What you should do:
Copy each line of the entries beneath that contains the word "Republic".

Records provided:
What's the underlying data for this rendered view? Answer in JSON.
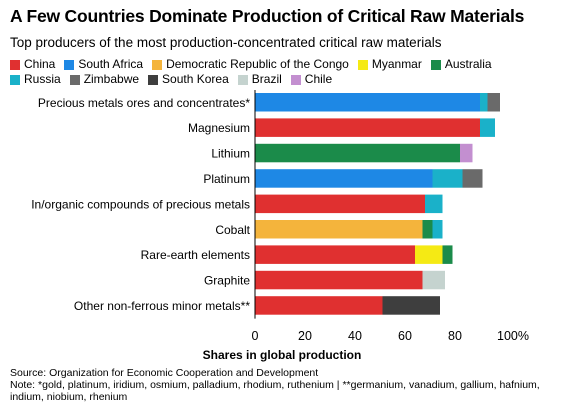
{
  "title": "A Few Countries Dominate Production of Critical Raw Materials",
  "subtitle": "Top producers of the most production-concentrated critical raw materials",
  "source": "Source: Organization for Economic Cooperation and Development",
  "note": "Note: *gold, platinum, iridium, osmium, palladium, rhodium, ruthenium | **germanium, vanadium, gallium, hafnium, indium, niobium, rhenium",
  "colors": {
    "China": "#e03030",
    "South Africa": "#1e88e5",
    "Democratic Republic of the Congo": "#f4b43c",
    "Myanmar": "#f5ea14",
    "Australia": "#1b8b4a",
    "Russia": "#1ab1c9",
    "Zimbabwe": "#6a6a6a",
    "South Korea": "#3e3e3e",
    "Brazil": "#c5d3cf",
    "Chile": "#c38fd0"
  },
  "chart_data": {
    "type": "bar",
    "orientation": "horizontal",
    "stacked": true,
    "title": "A Few Countries Dominate Production of Critical Raw Materials",
    "subtitle": "Top producers of the most production-concentrated critical raw materials",
    "xlabel": "Shares in global production",
    "ylabel": "",
    "xlim": [
      0,
      100
    ],
    "xticks": [
      "0",
      "20",
      "40",
      "60",
      "80",
      "100%"
    ],
    "legend": {
      "placement": "top",
      "rows": [
        [
          "China",
          "South Africa",
          "Democratic Republic of the Congo",
          "Myanmar",
          "Australia"
        ],
        [
          "Russia",
          "Zimbabwe",
          "South Korea",
          "Brazil",
          "Chile"
        ]
      ]
    },
    "categories": [
      "Precious metals ores and concentrates*",
      "Magnesium",
      "Lithium",
      "Platinum",
      "In/organic compounds of precious metals",
      "Cobalt",
      "Rare-earth elements",
      "Graphite",
      "Other non-ferrous minor metals**"
    ],
    "bars": [
      [
        {
          "country": "South Africa",
          "value": 90
        },
        {
          "country": "Russia",
          "value": 3
        },
        {
          "country": "Zimbabwe",
          "value": 5
        }
      ],
      [
        {
          "country": "China",
          "value": 90
        },
        {
          "country": "Russia",
          "value": 6
        }
      ],
      [
        {
          "country": "Australia",
          "value": 82
        },
        {
          "country": "Chile",
          "value": 5
        }
      ],
      [
        {
          "country": "South Africa",
          "value": 71
        },
        {
          "country": "Russia",
          "value": 12
        },
        {
          "country": "Zimbabwe",
          "value": 8
        }
      ],
      [
        {
          "country": "China",
          "value": 68
        },
        {
          "country": "Russia",
          "value": 7
        }
      ],
      [
        {
          "country": "Democratic Republic of the Congo",
          "value": 67
        },
        {
          "country": "Australia",
          "value": 4
        },
        {
          "country": "Russia",
          "value": 4
        }
      ],
      [
        {
          "country": "China",
          "value": 64
        },
        {
          "country": "Myanmar",
          "value": 11
        },
        {
          "country": "Australia",
          "value": 4
        }
      ],
      [
        {
          "country": "China",
          "value": 67
        },
        {
          "country": "Brazil",
          "value": 9
        }
      ],
      [
        {
          "country": "China",
          "value": 51
        },
        {
          "country": "South Korea",
          "value": 23
        }
      ]
    ]
  }
}
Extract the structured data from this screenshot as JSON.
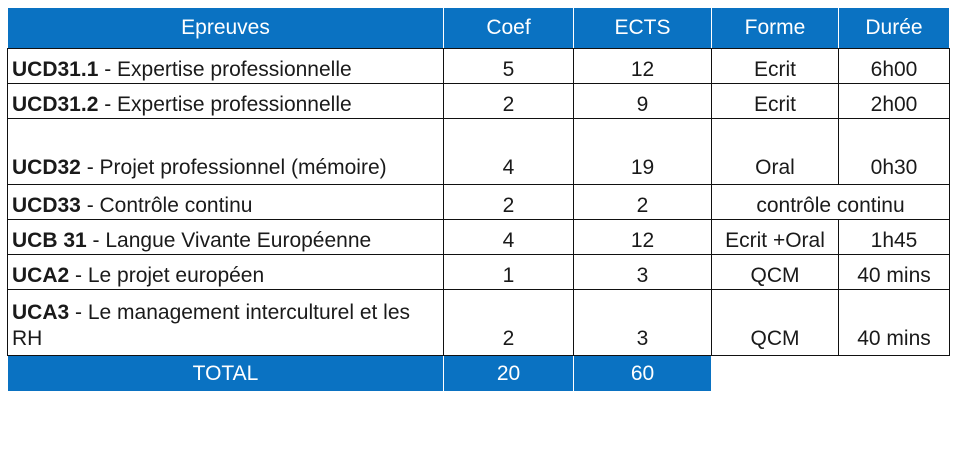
{
  "headers": [
    "Epreuves",
    "Coef",
    "ECTS",
    "Forme",
    "Durée"
  ],
  "rows": [
    {
      "code": "UCD31.1",
      "label": " - Expertise professionnelle",
      "coef": "5",
      "ects": "12",
      "forme": "Ecrit",
      "duree": "6h00"
    },
    {
      "code": "UCD31.2",
      "label": " - Expertise professionnelle",
      "coef": "2",
      "ects": "9",
      "forme": "Ecrit",
      "duree": "2h00"
    },
    {
      "code": "UCD32",
      "label": " - Projet professionnel (mémoire)",
      "coef": "4",
      "ects": "19",
      "forme": "Oral",
      "duree": "0h30"
    },
    {
      "code": "UCD33",
      "label": " - Contrôle continu",
      "coef": "2",
      "ects": "2",
      "forme_duree": "contrôle continu"
    },
    {
      "code": "UCB 31",
      "label": " - Langue Vivante Européenne",
      "coef": "4",
      "ects": "12",
      "forme": "Ecrit +Oral",
      "duree": "1h45"
    },
    {
      "code": "UCA2",
      "label": " - Le projet européen",
      "coef": "1",
      "ects": "3",
      "forme": "QCM",
      "duree": "40 mins"
    },
    {
      "code": "UCA3",
      "label": " - Le management interculturel et les RH",
      "coef": "2",
      "ects": "3",
      "forme": "QCM",
      "duree": "40 mins"
    }
  ],
  "total": {
    "label": "TOTAL",
    "coef": "20",
    "ects": "60"
  },
  "colors": {
    "header_bg": "#0a72c2",
    "header_text": "#ffffff"
  }
}
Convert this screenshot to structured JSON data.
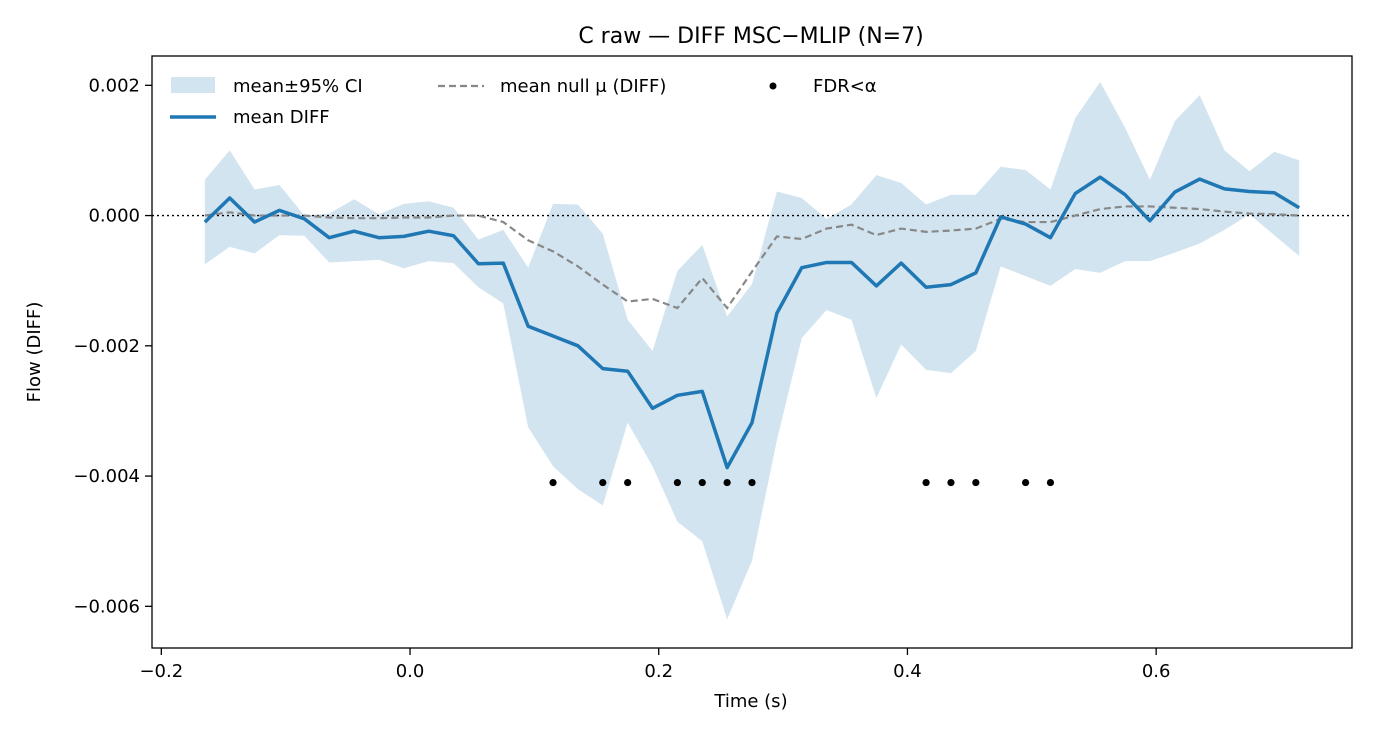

Worked solution:
    "Democratic Republic of the Congo": "#f4b43c",
          "Democratic Republic of the Congo",
          "country": "Democratic Republic of the Congo",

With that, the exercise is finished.